#### [INSTRUCTION]
Your copy of the material below should match it exactly, except that it holds no pictures.

#### [INFORMATION SHOWN]
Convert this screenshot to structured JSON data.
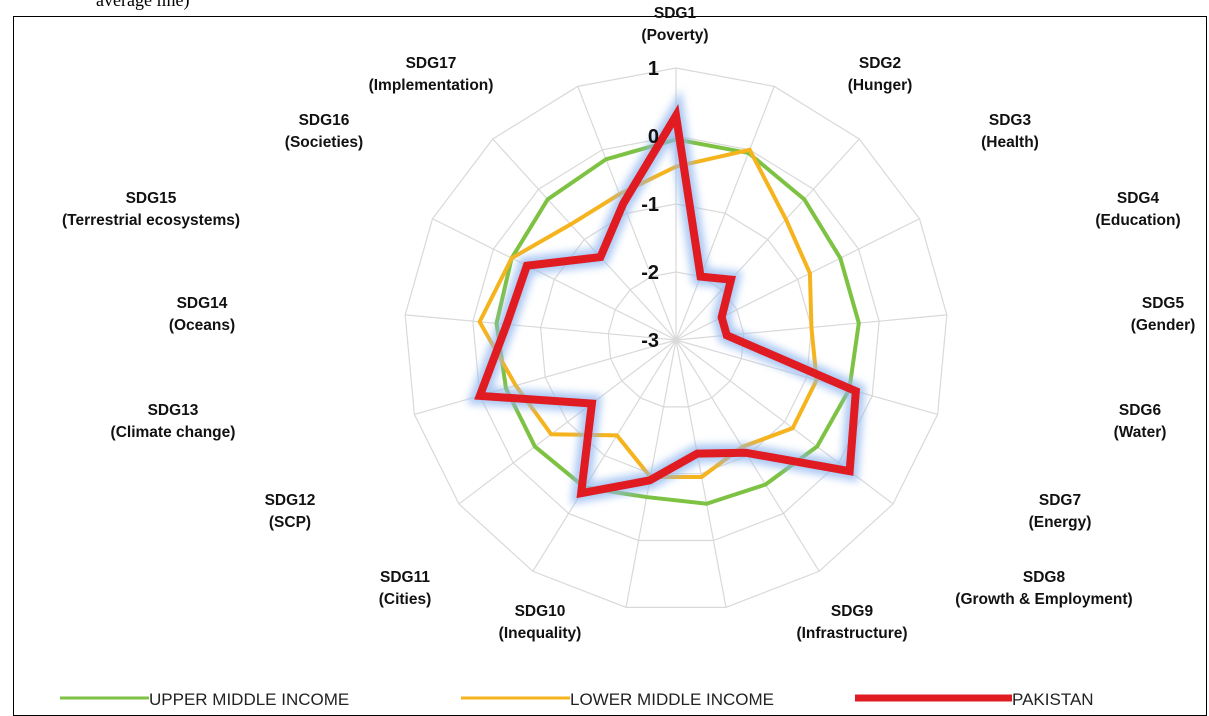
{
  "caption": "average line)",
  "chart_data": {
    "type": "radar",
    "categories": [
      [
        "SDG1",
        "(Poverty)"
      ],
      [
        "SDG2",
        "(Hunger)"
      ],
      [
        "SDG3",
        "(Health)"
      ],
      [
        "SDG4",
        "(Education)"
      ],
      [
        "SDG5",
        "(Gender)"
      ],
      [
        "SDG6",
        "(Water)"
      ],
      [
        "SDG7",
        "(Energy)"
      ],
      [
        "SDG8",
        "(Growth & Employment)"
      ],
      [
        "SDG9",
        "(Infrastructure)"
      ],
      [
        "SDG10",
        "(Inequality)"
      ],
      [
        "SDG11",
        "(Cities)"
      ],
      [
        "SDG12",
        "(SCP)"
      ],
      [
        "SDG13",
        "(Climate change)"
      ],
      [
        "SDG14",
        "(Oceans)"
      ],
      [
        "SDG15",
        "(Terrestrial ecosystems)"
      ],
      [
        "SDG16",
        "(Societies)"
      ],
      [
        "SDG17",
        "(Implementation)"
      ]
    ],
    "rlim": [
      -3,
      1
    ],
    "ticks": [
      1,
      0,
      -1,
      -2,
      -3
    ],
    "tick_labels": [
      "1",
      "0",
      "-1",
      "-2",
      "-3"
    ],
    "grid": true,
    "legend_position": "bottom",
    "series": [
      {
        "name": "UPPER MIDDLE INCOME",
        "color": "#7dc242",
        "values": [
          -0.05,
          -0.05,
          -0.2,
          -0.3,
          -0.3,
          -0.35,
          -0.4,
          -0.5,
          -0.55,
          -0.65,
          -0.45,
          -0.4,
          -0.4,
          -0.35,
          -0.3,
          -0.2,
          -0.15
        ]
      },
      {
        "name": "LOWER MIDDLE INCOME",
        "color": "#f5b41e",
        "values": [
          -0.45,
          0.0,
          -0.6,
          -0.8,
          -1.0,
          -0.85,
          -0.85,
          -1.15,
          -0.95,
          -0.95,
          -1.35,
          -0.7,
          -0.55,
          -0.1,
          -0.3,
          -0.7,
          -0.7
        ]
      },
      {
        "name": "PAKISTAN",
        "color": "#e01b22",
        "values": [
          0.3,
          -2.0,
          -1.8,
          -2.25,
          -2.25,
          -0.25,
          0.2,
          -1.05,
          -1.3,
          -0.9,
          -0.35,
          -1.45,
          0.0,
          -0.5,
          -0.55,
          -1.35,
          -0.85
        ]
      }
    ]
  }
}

#### [OUTPUT]
Convert this screenshot to structured JSON data.
{
  "caption": "average line)",
  "chart_data": {
    "type": "radar",
    "categories": [
      [
        "SDG1",
        "(Poverty)"
      ],
      [
        "SDG2",
        "(Hunger)"
      ],
      [
        "SDG3",
        "(Health)"
      ],
      [
        "SDG4",
        "(Education)"
      ],
      [
        "SDG5",
        "(Gender)"
      ],
      [
        "SDG6",
        "(Water)"
      ],
      [
        "SDG7",
        "(Energy)"
      ],
      [
        "SDG8",
        "(Growth & Employment)"
      ],
      [
        "SDG9",
        "(Infrastructure)"
      ],
      [
        "SDG10",
        "(Inequality)"
      ],
      [
        "SDG11",
        "(Cities)"
      ],
      [
        "SDG12",
        "(SCP)"
      ],
      [
        "SDG13",
        "(Climate change)"
      ],
      [
        "SDG14",
        "(Oceans)"
      ],
      [
        "SDG15",
        "(Terrestrial ecosystems)"
      ],
      [
        "SDG16",
        "(Societies)"
      ],
      [
        "SDG17",
        "(Implementation)"
      ]
    ],
    "rlim": [
      -3,
      1
    ],
    "ticks": [
      1,
      0,
      -1,
      -2,
      -3
    ],
    "tick_labels": [
      "1",
      "0",
      "-1",
      "-2",
      "-3"
    ],
    "grid": true,
    "legend_position": "bottom",
    "series": [
      {
        "name": "UPPER MIDDLE INCOME",
        "color": "#7dc242",
        "values": [
          -0.05,
          -0.05,
          -0.2,
          -0.3,
          -0.3,
          -0.35,
          -0.4,
          -0.5,
          -0.55,
          -0.65,
          -0.45,
          -0.4,
          -0.4,
          -0.35,
          -0.3,
          -0.2,
          -0.15
        ]
      },
      {
        "name": "LOWER MIDDLE INCOME",
        "color": "#f5b41e",
        "values": [
          -0.45,
          0.0,
          -0.6,
          -0.8,
          -1.0,
          -0.85,
          -0.85,
          -1.15,
          -0.95,
          -0.95,
          -1.35,
          -0.7,
          -0.55,
          -0.1,
          -0.3,
          -0.7,
          -0.7
        ]
      },
      {
        "name": "PAKISTAN",
        "color": "#e01b22",
        "values": [
          0.3,
          -2.0,
          -1.8,
          -2.25,
          -2.25,
          -0.25,
          0.2,
          -1.05,
          -1.3,
          -0.9,
          -0.35,
          -1.45,
          0.0,
          -0.5,
          -0.55,
          -1.35,
          -0.85
        ]
      }
    ]
  }
}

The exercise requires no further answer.